=== What to work on ===
Restate the whole listing word for word. Pictures are left out.

=== Data for the task ===
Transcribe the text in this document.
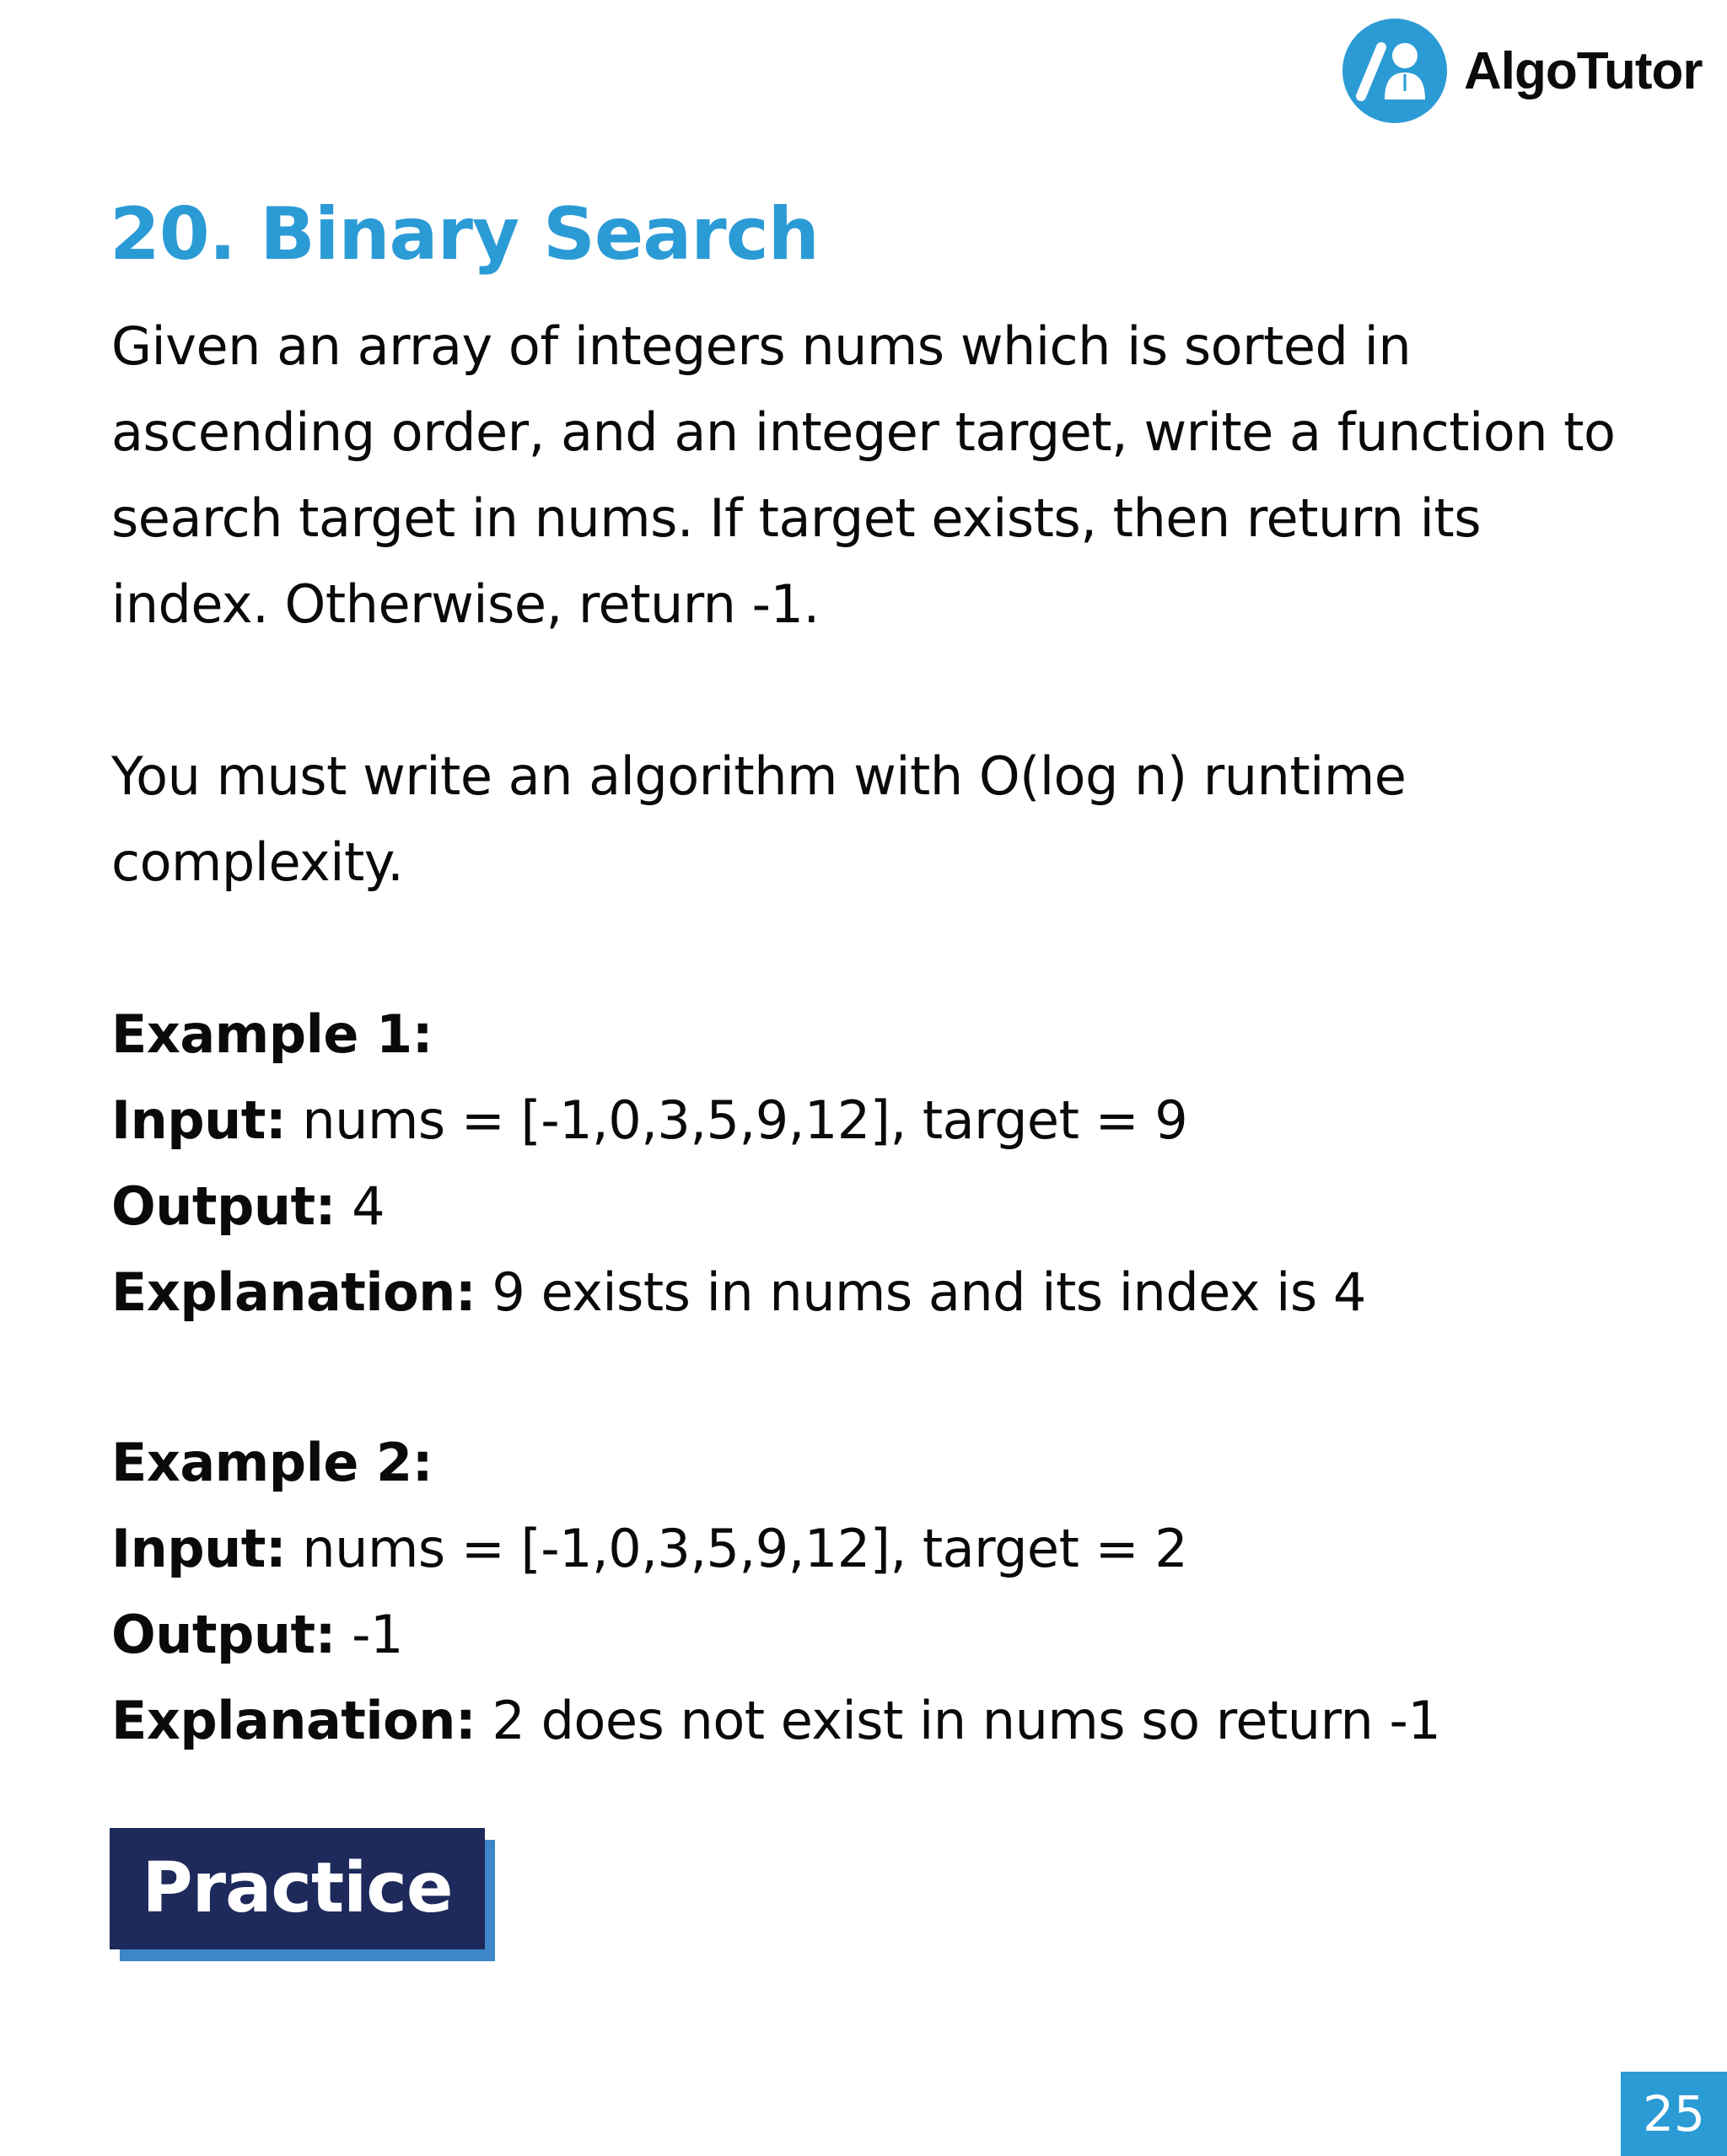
AlgoTutor
20. Binary Search

Given an array of integers nums which is sorted in ascending order, and an integer target, write a function to search target in nums. If target exists, then return its index. Otherwise, return -1.

You must write an algorithm with O(log n) runtime complexity.

Example 1:
Input: nums = [-1,0,3,5,9,12], target = 9
Output: 4
Explanation: 9 exists in nums and its index is 4
Example 2:
Input: nums = [-1,0,3,5,9,12], target = 2
Output: -1
Explanation: 2 does not exist in nums so return -1
Practice
25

=== Output of the exercise ===
Transcribe the text in this document.
AlgoTutor
20. Binary Search

Given an array of integers nums which is sorted in ascending order, and an integer target, write a function to search target in nums. If target exists, then return its index. Otherwise, return -1.

You must write an algorithm with O(log n) runtime complexity.

Example 1:
Input: nums = [-1,0,3,5,9,12], target = 9
Output: 4
Explanation: 9 exists in nums and its index is 4
Example 2:
Input: nums = [-1,0,3,5,9,12], target = 2
Output: -1
Explanation: 2 does not exist in nums so return -1
Practice
25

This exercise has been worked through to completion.